PROBLEM DETAILS → Copy the material from its first line up to and including the line that contains "y-axis-label: a) Temperature", and switch "bounding box" to "enclosing rectangle" wherever it occurs. Keep everything else the same.
((
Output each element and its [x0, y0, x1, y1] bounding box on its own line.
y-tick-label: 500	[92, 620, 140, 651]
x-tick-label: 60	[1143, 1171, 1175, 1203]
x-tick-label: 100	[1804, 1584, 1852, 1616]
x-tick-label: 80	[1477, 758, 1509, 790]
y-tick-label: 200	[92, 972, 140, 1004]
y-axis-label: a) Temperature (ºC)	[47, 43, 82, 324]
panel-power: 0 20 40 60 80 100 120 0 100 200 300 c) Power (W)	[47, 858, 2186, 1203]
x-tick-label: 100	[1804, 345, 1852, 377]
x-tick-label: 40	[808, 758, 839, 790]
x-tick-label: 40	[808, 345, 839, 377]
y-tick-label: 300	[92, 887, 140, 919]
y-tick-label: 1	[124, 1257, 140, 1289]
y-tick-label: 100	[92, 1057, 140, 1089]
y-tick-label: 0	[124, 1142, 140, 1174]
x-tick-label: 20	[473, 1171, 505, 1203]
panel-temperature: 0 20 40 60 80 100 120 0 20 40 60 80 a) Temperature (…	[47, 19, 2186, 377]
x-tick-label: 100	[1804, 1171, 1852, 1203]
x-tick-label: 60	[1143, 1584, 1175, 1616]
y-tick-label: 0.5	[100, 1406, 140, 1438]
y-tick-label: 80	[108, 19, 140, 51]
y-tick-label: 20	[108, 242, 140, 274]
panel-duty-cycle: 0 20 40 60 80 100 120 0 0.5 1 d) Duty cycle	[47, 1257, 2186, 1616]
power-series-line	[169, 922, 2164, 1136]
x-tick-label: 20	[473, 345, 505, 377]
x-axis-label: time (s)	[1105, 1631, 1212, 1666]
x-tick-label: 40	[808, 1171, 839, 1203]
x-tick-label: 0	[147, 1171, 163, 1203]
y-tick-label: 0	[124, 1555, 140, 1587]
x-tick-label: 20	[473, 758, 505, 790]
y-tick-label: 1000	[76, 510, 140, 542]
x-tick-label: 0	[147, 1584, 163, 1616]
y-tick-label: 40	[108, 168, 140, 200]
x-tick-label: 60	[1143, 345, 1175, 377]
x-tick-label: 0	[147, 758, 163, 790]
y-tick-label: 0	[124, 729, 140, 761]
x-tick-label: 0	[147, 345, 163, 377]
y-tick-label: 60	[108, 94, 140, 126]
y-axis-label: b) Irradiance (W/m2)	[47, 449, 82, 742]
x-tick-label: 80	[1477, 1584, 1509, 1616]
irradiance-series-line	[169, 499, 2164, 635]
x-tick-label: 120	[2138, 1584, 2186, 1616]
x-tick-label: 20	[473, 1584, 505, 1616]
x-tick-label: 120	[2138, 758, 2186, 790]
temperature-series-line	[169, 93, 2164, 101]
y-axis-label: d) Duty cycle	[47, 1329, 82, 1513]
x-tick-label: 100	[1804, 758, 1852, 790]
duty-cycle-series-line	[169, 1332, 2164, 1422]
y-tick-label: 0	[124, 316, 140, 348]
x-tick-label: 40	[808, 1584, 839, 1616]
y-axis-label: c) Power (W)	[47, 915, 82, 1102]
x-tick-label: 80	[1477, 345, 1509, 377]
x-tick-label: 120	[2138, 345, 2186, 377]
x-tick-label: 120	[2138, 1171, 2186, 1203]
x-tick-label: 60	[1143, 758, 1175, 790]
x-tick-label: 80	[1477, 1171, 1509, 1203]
))
FULL SOLUTION →
Output each element and its [x0, y0, x1, y1] enclosing rectangle on its own line.
y-tick-label: 500	[92, 620, 140, 651]
x-tick-label: 60	[1143, 1171, 1175, 1203]
x-tick-label: 100	[1804, 1584, 1852, 1616]
x-tick-label: 80	[1477, 758, 1509, 790]
y-tick-label: 200	[92, 972, 140, 1004]
y-axis-label: a) Temperature (ºC)	[47, 43, 82, 324]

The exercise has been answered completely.